Saved entries

** begin **

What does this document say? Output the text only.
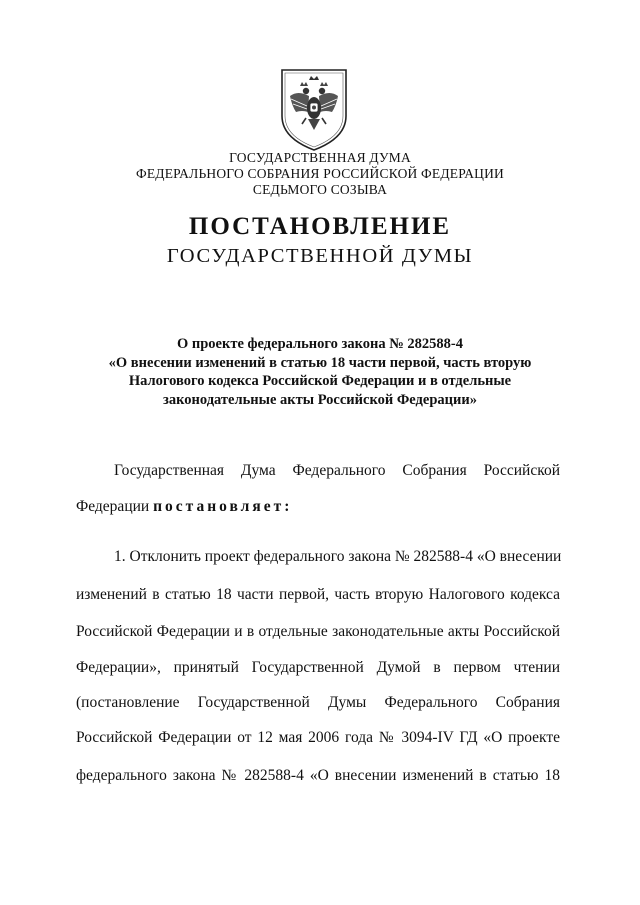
ГОСУДАРСТВЕННАЯ ДУМА
ФЕДЕРАЛЬНОГО СОБРАНИЯ РОССИЙСКОЙ ФЕДЕРАЦИИ
СЕДЬМОГО СОЗЫВА
ПОСТАНОВЛЕНИЕ
ГОСУДАРСТВЕННОЙ ДУМЫ
О проекте федерального закона № 282588-4
«О внесении изменений в статью 18 части первой, часть вторую
Налогового кодекса Российской Федерации и в отдельные
законодательные акты Российской Федерации»
Государственная Дума Федерального Собрания Российской
Федерации постановляет:
1. Отклонить проект федерального закона № 282588-4 «О внесении
изменений в статью 18 части первой, часть вторую Налогового кодекса
Российской Федерации и в отдельные законодательные акты Российской
Федерации», принятый Государственной Думой в первом чтении
(постановление Государственной Думы Федерального Собрания
Российской Федерации от 12 мая 2006 года № 3094-IV ГД «О проекте
федерального закона № 282588-4 «О внесении изменений в статью 18
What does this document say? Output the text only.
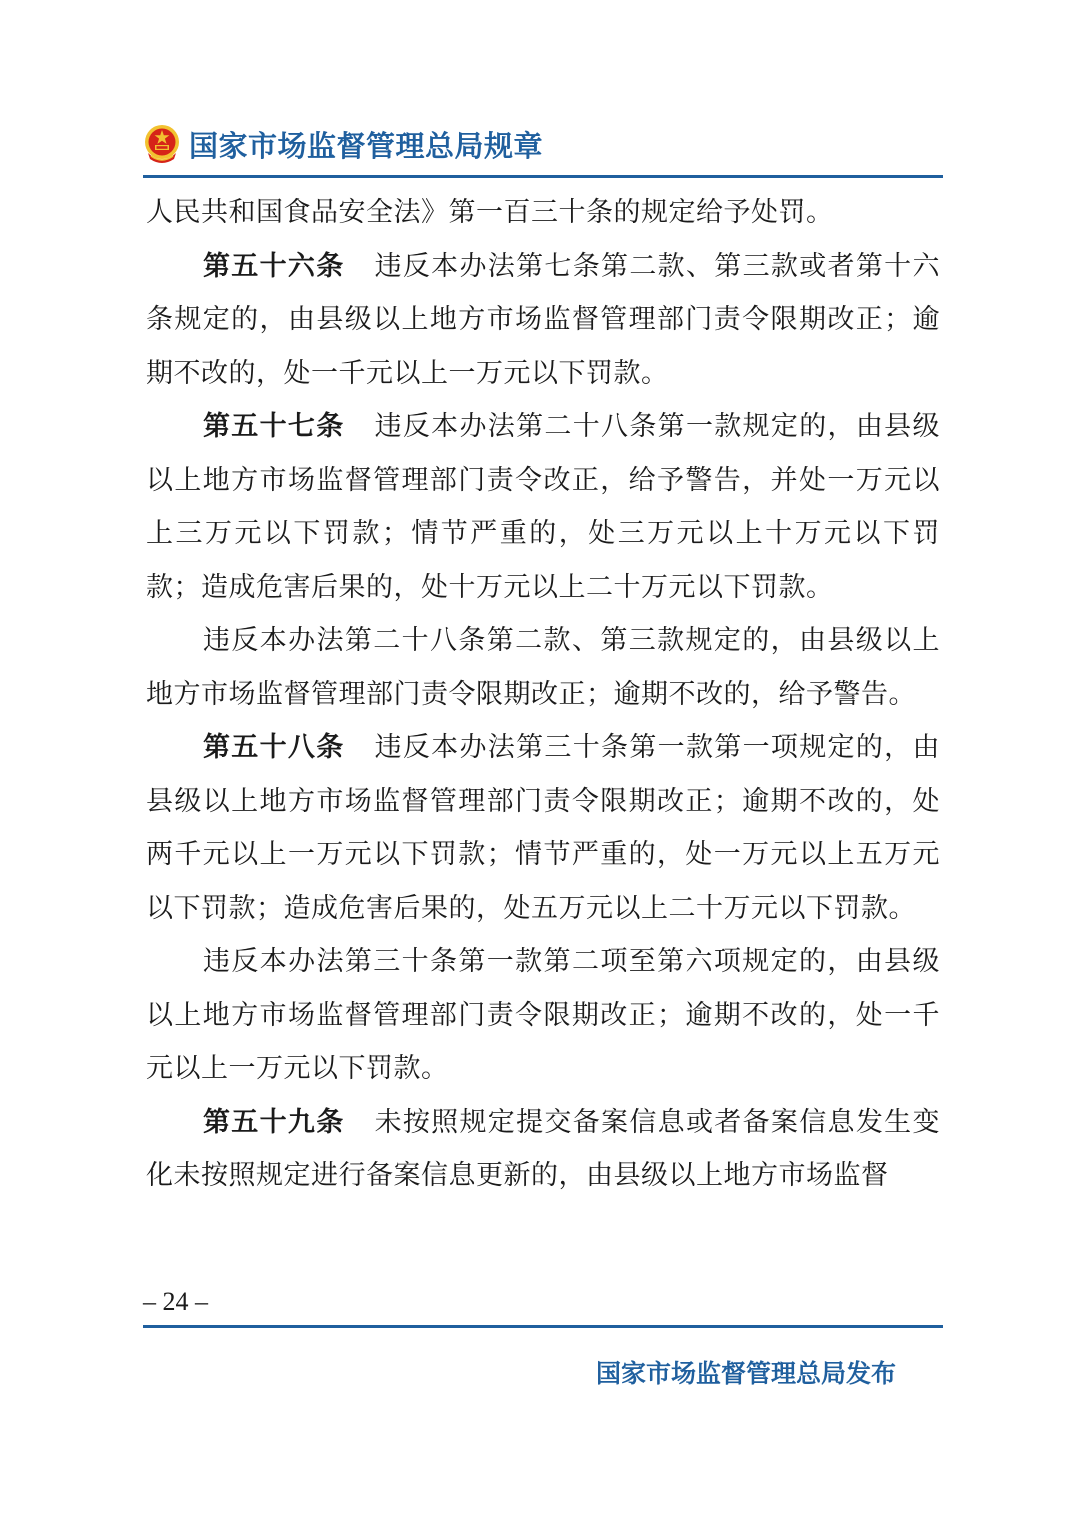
国家市场监督管理总局规章

人民共和国食品安全法》第一百三十条的规定给予处罚。

第五十六条 违反本办法第七条第二款、第三款或者第十六条规定的，由县级以上地方市场监督管理部门责令限期改正；逾期不改的，处一千元以上一万元以下罚款。

第五十七条 违反本办法第二十八条第一款规定的，由县级以上地方市场监督管理部门责令改正，给予警告，并处一万元以上三万元以下罚款；情节严重的，处三万元以上十万元以下罚款；造成危害后果的，处十万元以上二十万元以下罚款。

违反本办法第二十八条第二款、第三款规定的，由县级以上地方市场监督管理部门责令限期改正；逾期不改的，给予警告。

第五十八条 违反本办法第三十条第一款第一项规定的，由县级以上地方市场监督管理部门责令限期改正；逾期不改的，处两千元以上一万元以下罚款；情节严重的，处一万元以上五万元以下罚款；造成危害后果的，处五万元以上二十万元以下罚款。

违反本办法第三十条第一款第二项至第六项规定的，由县级以上地方市场监督管理部门责令限期改正；逾期不改的，处一千元以上一万元以下罚款。

第五十九条 未按照规定提交备案信息或者备案信息发生变化未按照规定进行备案信息更新的，由县级以上地方市场监督

– 24 –
国家市场监督管理总局发布
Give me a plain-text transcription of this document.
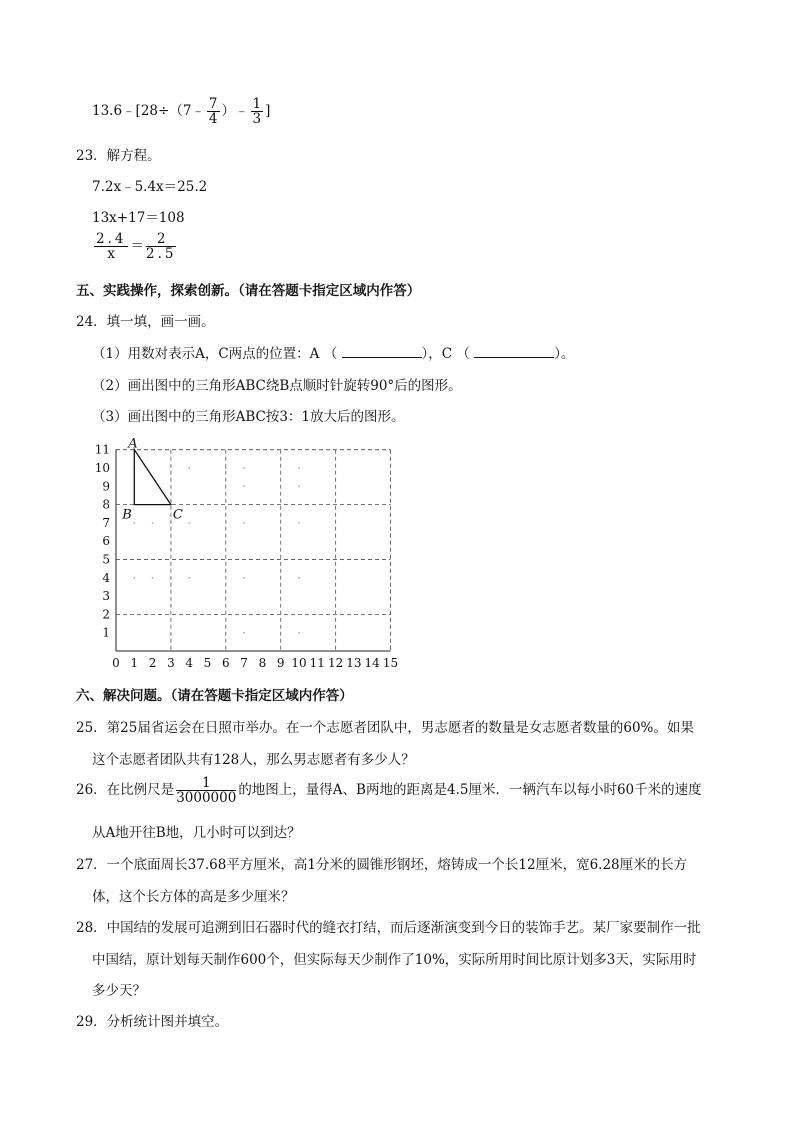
13.6﹣[28÷（7﹣ $\frac{7}{4}$ ）﹣ $\frac{1}{3}$ ]
23．解方程。
7.2x﹣5.4x＝25.2
13x+17＝108
$\frac{2.4}{x} = \frac{2}{2.5}$
五、实践操作，探索创新。（请在答题卡指定区域内作答）
24．填一填，画一画。
（1）用数对表示A，C两点的位置：A （	），C （	）。
（2）画出图中的三角形ABC绕B点顺时针旋转90°后的图形。
（3）画出图中的三角形ABC按3：1放大后的图形。
A
B	C
0 1 2 3 4 5 6 7 8 9 10 11 12 13 14 15
1
2
3
4
5
6
7
8
9
10
11
六、解决问题。（请在答题卡指定区域内作答）
25．第25届省运会在日照市举办。在一个志愿者团队中，男志愿者的数量是女志愿者数量的60%。如果
这个志愿者团队共有128人，那么男志愿者有多少人？
26．在比例尺是 $\frac{1}{3000000}$ 的地图上，量得A、B两地的距离是4.5厘米．一辆汽车以每小时60千米的速度
从A地开往B地，几小时可以到达？
27．一个底面周长37.68平方厘米，高1分米的圆锥形钢坯，熔铸成一个长12厘米，宽6.28厘米的长方
体，这个长方体的高是多少厘米？
28．中国结的发展可追溯到旧石器时代的缝衣打结，而后逐渐演变到今日的装饰手艺。某厂家要制作一批
中国结，原计划每天制作600个，但实际每天少制作了10%，实际所用时间比原计划多3天，实际用时
多少天？
29．分析统计图并填空。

** end **

## [Aim]
Extract each line from the listing that holds the word "Налогового".

## [Response to the task]
Налогового кодекса Российской Федерации и в отдельные
изменений в статью 18 части первой, часть вторую Налогового кодекса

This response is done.